Data section
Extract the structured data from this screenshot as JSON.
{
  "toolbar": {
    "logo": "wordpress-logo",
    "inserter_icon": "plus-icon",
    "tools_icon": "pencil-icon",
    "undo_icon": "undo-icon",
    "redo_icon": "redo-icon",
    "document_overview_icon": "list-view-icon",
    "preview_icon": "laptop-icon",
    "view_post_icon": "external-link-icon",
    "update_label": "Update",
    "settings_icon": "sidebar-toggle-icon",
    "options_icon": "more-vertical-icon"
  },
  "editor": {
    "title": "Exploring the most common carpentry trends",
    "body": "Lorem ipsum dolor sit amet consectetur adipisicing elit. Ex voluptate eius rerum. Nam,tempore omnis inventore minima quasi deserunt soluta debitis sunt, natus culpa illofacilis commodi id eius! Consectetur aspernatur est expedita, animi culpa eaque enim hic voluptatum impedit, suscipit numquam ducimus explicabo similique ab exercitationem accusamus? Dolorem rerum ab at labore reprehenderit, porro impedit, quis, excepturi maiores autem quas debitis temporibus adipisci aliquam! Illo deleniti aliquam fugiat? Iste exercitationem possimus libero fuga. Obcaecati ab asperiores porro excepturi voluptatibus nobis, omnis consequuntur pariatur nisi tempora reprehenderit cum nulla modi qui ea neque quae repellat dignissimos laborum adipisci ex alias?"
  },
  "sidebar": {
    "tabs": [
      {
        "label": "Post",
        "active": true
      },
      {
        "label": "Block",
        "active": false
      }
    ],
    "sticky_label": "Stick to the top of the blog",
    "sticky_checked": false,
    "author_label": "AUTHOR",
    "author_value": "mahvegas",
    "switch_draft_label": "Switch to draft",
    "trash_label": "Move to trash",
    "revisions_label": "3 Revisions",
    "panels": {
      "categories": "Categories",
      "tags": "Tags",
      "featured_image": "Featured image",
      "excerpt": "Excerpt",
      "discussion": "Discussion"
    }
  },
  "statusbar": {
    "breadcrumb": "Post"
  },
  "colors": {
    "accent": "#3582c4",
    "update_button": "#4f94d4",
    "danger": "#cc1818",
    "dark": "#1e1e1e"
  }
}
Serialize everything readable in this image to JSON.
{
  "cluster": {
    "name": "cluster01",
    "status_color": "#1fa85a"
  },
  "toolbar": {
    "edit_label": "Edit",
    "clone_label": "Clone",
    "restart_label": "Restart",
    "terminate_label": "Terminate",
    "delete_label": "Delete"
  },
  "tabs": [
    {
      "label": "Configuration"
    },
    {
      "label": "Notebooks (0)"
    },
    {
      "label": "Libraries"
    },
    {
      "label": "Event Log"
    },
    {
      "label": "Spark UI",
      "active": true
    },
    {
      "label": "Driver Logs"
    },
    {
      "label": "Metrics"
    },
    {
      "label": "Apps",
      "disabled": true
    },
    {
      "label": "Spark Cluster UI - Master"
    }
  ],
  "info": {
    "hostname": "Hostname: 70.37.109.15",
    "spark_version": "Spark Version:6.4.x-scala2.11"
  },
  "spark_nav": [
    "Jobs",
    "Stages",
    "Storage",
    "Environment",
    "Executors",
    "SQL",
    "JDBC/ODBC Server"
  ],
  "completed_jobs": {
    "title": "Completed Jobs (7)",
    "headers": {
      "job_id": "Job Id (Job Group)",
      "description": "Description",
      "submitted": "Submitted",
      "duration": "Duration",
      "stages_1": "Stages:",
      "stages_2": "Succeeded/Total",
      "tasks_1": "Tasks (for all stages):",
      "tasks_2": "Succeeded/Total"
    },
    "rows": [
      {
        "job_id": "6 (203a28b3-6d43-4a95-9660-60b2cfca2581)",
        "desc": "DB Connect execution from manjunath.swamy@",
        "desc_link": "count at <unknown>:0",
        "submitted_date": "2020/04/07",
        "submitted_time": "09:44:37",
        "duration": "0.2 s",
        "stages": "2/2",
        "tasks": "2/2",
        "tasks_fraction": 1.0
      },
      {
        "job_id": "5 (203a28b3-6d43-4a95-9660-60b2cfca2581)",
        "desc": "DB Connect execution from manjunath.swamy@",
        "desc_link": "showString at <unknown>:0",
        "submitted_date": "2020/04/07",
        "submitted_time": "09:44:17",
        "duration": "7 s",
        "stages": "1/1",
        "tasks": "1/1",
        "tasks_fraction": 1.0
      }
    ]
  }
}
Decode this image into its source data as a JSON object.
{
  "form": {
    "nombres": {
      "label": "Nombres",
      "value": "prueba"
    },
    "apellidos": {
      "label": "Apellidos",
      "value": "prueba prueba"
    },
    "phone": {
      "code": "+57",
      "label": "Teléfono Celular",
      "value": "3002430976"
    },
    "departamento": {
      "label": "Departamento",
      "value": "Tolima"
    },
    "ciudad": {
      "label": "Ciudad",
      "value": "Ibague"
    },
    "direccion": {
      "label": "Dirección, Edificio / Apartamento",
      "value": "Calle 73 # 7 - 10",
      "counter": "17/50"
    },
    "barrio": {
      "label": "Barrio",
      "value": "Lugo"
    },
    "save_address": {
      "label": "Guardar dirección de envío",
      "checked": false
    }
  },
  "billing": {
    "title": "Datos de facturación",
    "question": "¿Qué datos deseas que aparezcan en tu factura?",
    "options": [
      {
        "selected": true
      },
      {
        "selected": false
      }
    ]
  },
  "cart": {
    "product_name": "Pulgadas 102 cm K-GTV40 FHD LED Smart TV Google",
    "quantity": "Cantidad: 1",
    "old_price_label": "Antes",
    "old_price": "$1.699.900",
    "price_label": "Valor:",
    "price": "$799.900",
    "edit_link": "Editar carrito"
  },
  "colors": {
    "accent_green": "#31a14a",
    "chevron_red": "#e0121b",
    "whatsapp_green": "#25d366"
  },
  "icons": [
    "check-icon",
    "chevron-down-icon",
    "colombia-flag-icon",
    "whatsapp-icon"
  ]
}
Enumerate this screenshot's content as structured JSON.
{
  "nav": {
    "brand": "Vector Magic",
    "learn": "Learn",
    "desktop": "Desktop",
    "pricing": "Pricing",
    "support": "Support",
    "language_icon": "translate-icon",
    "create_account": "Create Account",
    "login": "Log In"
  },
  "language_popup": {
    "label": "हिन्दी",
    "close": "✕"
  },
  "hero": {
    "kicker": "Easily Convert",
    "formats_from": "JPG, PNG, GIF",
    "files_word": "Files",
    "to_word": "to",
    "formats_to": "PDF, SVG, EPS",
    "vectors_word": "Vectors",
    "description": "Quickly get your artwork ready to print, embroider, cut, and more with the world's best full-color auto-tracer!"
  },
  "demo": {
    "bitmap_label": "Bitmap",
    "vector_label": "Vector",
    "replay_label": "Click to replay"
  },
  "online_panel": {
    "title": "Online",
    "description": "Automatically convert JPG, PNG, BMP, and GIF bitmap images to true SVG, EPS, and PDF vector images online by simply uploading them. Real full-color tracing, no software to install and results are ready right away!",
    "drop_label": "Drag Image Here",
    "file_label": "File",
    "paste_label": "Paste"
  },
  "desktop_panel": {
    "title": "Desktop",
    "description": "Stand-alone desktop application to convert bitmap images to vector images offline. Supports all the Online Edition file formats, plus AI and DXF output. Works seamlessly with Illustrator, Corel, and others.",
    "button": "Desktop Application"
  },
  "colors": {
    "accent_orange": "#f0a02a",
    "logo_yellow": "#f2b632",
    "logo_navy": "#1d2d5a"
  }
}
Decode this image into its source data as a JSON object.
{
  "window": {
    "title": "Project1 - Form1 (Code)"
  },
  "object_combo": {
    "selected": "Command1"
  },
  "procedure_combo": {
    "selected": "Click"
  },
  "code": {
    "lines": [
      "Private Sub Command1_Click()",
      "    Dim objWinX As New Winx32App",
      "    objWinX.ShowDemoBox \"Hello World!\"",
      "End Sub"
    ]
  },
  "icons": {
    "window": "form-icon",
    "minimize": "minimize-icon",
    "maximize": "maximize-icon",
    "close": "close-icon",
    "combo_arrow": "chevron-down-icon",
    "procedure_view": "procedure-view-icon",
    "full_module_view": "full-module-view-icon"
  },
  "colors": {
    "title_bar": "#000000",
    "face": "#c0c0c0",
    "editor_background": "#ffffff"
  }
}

Aim
Which lines hold the word "JSON"? Return all of them from the records above.

Result below
Extract the structured data from this screenshot as JSON.
Serialize everything readable in this image to JSON.
Decode this image into its source data as a JSON object.
Enumerate this screenshot's content as structured JSON.
Decode this image into its source data as a JSON object.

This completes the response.